Problem description
Reproduce verbatim the portion of the interview text about Hawaii state IT, starting at "The following has" and ending at "Hawaii this year?".

Passage for review
☆ ☆ ☆ ☆ ☆ ☆ ☆

Sen. David Ige, D-Pearl City, says the state needs to revamp its IT job classifications in order to attract young technologists and improve project efficiency.
With almost 30 years of public service as a state lawmaker under his belt, Hawaii Sen. David Ige, D-Pearl City, has weathered a litany of political issues in the state. Although his time in the Hawaii Legislature draws to a close, Ige’s passion for technology and desire to modernize IT operations are driving his campaign for governor.
In an interview with Government Technology, Ige spoke at length about his disappointment with IT efficiency in state government and why he thinks Hawaii’s online health insurance exchange is having problems.
The following has been edited and condensed for clarity.
Government Technology: What technology issues were major factors in your decision to run for governor of Hawaii this year?
David Ige: We finally did establish the chief information officer position for state government, but I’ve been disappointed with the implementation of that office, as well as implementation of a lot of technology projects over the last four years. We funded at least $250 million of IT projects for various portions of state government and unfortunately … they’ve taken the money, hired a lot of consultants, but there has been very little change in the structure or organization of state government.
There really needs to be a transformation to embed technology and reorganize government, and I don’t see it happening.
GT: It appeared Hawaii was making good progress on IT modernization by hiring Sonny Bhagowalia in 2011 as the state’s first full-time CIO. So what’s been happening on the inside to sour your opinion?
DI: There were some good strides made. But even when we passed legislation to create the chief information officer position, I knew that there needed to be a restructuring and redefinition of the IT positions in state government. For the most part, the job descriptions, pay levels, sequencing of promotions and other kinds of things for IT professionals in state government are so antiquated and off-scale that I knew … we would not make progress. And none of that [restructuring] has occurred in state government.

☆ ☆ ☆ ☆ ☆ ☆ ☆

Input data
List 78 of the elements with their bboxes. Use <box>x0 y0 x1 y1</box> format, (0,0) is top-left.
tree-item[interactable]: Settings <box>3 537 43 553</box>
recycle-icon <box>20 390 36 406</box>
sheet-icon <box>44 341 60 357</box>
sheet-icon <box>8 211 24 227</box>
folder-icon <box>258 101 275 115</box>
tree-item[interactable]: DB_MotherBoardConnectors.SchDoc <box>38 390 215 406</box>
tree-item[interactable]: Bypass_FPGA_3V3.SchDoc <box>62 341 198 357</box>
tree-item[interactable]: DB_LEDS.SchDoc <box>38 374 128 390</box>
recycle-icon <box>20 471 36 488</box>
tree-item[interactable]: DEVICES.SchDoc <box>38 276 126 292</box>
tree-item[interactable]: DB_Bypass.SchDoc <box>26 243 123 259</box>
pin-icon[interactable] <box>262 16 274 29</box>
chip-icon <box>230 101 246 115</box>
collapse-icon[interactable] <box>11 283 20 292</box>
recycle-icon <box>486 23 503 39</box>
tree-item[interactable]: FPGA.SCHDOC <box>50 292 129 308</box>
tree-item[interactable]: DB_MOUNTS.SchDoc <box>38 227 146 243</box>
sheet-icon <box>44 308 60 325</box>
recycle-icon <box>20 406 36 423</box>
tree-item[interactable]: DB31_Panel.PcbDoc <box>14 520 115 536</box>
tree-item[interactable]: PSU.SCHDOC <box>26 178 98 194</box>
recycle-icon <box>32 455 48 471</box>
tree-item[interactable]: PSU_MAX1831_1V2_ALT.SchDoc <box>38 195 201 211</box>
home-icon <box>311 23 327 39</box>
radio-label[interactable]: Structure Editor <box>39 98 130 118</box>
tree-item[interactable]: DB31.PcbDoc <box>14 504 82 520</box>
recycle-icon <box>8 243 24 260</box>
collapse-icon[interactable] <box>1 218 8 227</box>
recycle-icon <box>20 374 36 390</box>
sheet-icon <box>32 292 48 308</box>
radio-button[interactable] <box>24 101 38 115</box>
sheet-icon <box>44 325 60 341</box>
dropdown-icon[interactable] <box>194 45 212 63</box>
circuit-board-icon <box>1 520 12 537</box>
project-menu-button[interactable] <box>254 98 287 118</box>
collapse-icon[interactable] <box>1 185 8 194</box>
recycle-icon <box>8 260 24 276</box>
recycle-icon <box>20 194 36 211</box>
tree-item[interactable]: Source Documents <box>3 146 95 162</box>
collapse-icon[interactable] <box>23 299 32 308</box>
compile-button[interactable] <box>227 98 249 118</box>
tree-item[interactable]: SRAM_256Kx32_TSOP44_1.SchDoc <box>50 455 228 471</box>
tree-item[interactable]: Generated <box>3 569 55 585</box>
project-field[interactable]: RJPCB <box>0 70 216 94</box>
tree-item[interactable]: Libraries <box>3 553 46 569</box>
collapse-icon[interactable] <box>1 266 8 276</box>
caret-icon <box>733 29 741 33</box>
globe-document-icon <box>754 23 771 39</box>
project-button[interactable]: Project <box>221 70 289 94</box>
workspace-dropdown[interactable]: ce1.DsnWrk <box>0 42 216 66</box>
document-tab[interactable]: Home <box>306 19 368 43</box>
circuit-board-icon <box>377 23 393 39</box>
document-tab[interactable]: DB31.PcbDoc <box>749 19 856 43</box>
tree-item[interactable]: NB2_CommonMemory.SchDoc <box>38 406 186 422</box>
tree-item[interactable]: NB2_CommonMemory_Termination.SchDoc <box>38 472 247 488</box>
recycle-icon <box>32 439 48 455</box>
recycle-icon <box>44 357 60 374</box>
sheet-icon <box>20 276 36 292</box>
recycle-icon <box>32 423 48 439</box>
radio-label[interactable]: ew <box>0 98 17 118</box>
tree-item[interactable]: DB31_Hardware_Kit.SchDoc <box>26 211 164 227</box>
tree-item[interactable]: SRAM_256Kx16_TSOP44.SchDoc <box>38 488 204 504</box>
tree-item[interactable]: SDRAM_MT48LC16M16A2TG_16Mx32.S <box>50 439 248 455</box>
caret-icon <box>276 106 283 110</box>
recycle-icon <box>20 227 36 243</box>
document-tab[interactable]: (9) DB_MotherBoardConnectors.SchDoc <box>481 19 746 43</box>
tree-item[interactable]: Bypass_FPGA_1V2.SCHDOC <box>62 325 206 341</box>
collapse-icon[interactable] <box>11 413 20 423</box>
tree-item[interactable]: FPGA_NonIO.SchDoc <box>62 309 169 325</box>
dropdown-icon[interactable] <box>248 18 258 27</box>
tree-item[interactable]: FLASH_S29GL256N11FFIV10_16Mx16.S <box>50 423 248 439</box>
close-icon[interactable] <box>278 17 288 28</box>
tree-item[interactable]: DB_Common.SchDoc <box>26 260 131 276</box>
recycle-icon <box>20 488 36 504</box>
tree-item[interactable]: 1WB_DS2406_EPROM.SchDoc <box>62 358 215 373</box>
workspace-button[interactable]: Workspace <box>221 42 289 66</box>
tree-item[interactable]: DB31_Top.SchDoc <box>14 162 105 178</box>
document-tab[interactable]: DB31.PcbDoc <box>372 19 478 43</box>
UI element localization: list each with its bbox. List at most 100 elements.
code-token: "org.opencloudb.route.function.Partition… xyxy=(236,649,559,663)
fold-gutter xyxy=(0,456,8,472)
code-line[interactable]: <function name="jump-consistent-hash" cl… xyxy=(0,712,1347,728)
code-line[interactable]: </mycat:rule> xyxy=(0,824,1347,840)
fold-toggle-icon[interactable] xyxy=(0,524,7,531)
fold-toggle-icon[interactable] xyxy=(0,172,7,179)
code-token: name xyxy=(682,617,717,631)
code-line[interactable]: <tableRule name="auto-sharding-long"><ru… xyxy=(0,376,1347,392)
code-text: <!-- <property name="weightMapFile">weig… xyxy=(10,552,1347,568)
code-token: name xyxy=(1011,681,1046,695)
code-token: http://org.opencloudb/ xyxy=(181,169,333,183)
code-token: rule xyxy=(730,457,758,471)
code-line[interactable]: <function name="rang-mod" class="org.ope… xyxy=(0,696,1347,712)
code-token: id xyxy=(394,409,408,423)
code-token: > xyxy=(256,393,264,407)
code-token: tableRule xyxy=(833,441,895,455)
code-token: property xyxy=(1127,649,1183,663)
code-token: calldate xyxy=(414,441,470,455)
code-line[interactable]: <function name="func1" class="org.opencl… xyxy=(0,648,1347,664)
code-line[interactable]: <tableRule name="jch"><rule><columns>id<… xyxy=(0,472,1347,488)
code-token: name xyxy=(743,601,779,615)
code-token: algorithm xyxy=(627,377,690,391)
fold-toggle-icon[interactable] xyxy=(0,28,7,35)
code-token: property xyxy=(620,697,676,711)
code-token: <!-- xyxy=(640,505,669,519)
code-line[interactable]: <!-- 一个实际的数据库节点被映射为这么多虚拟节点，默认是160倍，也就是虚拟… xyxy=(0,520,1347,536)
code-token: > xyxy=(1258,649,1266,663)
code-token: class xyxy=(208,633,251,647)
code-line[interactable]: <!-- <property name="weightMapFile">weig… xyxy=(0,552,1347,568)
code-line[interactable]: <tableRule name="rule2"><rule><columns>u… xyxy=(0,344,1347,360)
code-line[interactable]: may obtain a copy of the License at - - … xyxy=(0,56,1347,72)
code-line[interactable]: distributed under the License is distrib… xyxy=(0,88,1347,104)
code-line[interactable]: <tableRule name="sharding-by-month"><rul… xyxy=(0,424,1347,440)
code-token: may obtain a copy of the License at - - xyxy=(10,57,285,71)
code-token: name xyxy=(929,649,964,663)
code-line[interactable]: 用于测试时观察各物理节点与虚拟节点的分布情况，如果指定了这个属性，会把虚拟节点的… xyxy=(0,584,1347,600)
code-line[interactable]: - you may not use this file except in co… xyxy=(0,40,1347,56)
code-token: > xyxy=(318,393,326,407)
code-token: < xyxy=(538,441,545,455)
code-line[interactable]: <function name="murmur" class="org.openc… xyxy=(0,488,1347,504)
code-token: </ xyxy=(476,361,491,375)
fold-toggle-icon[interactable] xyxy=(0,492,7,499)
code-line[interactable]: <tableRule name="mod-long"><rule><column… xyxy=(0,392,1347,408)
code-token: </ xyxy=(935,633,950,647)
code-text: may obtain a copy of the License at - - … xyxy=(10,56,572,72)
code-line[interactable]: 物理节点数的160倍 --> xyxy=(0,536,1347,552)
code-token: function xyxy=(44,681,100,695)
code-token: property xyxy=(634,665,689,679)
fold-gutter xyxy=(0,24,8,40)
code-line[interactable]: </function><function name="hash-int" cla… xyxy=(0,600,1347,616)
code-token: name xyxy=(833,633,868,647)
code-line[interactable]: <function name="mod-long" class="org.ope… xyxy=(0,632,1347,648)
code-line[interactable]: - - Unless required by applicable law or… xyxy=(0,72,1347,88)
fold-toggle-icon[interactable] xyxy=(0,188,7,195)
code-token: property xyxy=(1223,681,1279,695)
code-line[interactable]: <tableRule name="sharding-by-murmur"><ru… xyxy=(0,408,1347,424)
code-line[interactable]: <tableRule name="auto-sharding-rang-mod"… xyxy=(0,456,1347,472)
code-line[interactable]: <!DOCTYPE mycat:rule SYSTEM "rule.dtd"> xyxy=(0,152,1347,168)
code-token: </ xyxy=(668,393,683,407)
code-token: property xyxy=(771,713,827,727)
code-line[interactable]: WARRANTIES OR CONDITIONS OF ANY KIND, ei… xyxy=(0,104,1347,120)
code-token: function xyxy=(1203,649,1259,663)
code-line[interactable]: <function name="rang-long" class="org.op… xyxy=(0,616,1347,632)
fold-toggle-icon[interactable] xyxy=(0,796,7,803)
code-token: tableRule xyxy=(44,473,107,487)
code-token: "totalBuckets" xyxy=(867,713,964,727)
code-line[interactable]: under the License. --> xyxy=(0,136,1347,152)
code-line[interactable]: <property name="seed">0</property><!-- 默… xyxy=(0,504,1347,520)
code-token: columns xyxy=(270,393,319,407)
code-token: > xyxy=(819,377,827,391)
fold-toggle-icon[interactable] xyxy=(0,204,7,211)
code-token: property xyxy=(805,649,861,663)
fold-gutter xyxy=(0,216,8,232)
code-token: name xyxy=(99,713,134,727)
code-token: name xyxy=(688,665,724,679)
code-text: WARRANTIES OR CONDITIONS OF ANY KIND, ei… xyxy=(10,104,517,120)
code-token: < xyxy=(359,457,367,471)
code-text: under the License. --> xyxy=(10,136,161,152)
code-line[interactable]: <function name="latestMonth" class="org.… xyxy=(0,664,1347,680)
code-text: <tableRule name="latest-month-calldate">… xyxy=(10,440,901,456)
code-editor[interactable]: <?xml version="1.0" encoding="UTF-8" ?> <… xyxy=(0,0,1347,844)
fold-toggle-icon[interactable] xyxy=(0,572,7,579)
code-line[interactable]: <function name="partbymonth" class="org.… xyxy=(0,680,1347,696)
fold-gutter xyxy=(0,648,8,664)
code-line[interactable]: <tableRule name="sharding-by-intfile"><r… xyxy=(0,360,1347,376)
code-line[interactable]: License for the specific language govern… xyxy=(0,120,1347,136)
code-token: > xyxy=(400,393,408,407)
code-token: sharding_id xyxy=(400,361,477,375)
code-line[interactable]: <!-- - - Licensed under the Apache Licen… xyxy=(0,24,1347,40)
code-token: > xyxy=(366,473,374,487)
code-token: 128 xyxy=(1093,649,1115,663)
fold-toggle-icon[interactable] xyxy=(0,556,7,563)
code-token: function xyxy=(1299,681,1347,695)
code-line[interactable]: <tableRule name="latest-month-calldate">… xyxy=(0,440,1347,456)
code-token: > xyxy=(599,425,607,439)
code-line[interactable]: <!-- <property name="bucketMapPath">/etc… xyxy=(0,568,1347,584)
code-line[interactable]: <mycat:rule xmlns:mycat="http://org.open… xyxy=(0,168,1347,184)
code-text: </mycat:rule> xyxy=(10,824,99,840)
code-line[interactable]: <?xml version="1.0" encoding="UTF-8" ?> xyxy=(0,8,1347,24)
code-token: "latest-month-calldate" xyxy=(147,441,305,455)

☆ ☆ ☆ ☆ ☆ ☆ ☆

Exercise solution
The following has been edited and condensed for clarity.
Government Technology: What technology issues were major factors in your decision to run for governor of Hawaii this year?